[The input]:
---------------

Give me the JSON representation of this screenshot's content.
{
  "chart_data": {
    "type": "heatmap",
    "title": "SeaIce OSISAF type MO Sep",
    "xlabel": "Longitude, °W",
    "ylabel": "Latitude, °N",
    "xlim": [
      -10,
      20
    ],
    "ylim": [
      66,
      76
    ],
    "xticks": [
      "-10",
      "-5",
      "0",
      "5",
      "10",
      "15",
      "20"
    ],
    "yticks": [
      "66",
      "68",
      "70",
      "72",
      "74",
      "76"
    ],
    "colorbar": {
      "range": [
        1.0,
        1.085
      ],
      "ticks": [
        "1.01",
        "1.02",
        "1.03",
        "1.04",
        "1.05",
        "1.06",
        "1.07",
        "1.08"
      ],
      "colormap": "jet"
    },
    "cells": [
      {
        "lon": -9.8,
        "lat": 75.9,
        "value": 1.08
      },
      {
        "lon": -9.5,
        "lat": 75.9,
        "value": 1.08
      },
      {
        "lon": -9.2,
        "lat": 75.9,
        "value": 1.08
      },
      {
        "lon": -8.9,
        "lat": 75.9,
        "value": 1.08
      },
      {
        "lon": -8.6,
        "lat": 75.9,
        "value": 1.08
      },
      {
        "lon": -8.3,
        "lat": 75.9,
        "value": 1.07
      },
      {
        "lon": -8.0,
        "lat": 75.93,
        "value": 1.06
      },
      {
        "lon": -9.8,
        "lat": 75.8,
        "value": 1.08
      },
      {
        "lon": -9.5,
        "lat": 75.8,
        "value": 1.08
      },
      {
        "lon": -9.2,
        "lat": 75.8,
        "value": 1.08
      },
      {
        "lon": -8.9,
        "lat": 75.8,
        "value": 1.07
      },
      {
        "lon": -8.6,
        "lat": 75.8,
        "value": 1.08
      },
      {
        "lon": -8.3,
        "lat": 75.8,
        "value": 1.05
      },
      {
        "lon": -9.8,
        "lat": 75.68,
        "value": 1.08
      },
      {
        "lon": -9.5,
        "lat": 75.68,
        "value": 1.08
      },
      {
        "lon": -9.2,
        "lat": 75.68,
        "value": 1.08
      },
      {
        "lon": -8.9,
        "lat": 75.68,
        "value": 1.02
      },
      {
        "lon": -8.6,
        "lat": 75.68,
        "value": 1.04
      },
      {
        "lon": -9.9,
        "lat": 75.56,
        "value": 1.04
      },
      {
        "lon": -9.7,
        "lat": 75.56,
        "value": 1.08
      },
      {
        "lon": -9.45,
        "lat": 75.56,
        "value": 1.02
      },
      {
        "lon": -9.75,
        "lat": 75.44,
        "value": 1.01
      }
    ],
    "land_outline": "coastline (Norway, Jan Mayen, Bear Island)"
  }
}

---------------

Copy each record from above without leaving any out.

Give me the JSON representation of this screenshot's content.
{
  "chart_data": {
    "type": "heatmap",
    "title": "SeaIce OSISAF type MO Sep",
    "xlabel": "Longitude, °W",
    "ylabel": "Latitude, °N",
    "xlim": [
      -10,
      20
    ],
    "ylim": [
      66,
      76
    ],
    "xticks": [
      "-10",
      "-5",
      "0",
      "5",
      "10",
      "15",
      "20"
    ],
    "yticks": [
      "66",
      "68",
      "70",
      "72",
      "74",
      "76"
    ],
    "colorbar": {
      "range": [
        1.0,
        1.085
      ],
      "ticks": [
        "1.01",
        "1.02",
        "1.03",
        "1.04",
        "1.05",
        "1.06",
        "1.07",
        "1.08"
      ],
      "colormap": "jet"
    },
    "cells": [
      {
        "lon": -9.8,
        "lat": 75.9,
        "value": 1.08
      },
      {
        "lon": -9.5,
        "lat": 75.9,
        "value": 1.08
      },
      {
        "lon": -9.2,
        "lat": 75.9,
        "value": 1.08
      },
      {
        "lon": -8.9,
        "lat": 75.9,
        "value": 1.08
      },
      {
        "lon": -8.6,
        "lat": 75.9,
        "value": 1.08
      },
      {
        "lon": -8.3,
        "lat": 75.9,
        "value": 1.07
      },
      {
        "lon": -8.0,
        "lat": 75.93,
        "value": 1.06
      },
      {
        "lon": -9.8,
        "lat": 75.8,
        "value": 1.08
      },
      {
        "lon": -9.5,
        "lat": 75.8,
        "value": 1.08
      },
      {
        "lon": -9.2,
        "lat": 75.8,
        "value": 1.08
      },
      {
        "lon": -8.9,
        "lat": 75.8,
        "value": 1.07
      },
      {
        "lon": -8.6,
        "lat": 75.8,
        "value": 1.08
      },
      {
        "lon": -8.3,
        "lat": 75.8,
        "value": 1.05
      },
      {
        "lon": -9.8,
        "lat": 75.68,
        "value": 1.08
      },
      {
        "lon": -9.5,
        "lat": 75.68,
        "value": 1.08
      },
      {
        "lon": -9.2,
        "lat": 75.68,
        "value": 1.08
      },
      {
        "lon": -8.9,
        "lat": 75.68,
        "value": 1.02
      },
      {
        "lon": -8.6,
        "lat": 75.68,
        "value": 1.04
      },
      {
        "lon": -9.9,
        "lat": 75.56,
        "value": 1.04
      },
      {
        "lon": -9.7,
        "lat": 75.56,
        "value": 1.08
      },
      {
        "lon": -9.45,
        "lat": 75.56,
        "value": 1.02
      },
      {
        "lon": -9.75,
        "lat": 75.44,
        "value": 1.01
      }
    ],
    "land_outline": "coastline (Norway, Jan Mayen, Bear Island)"
  }
}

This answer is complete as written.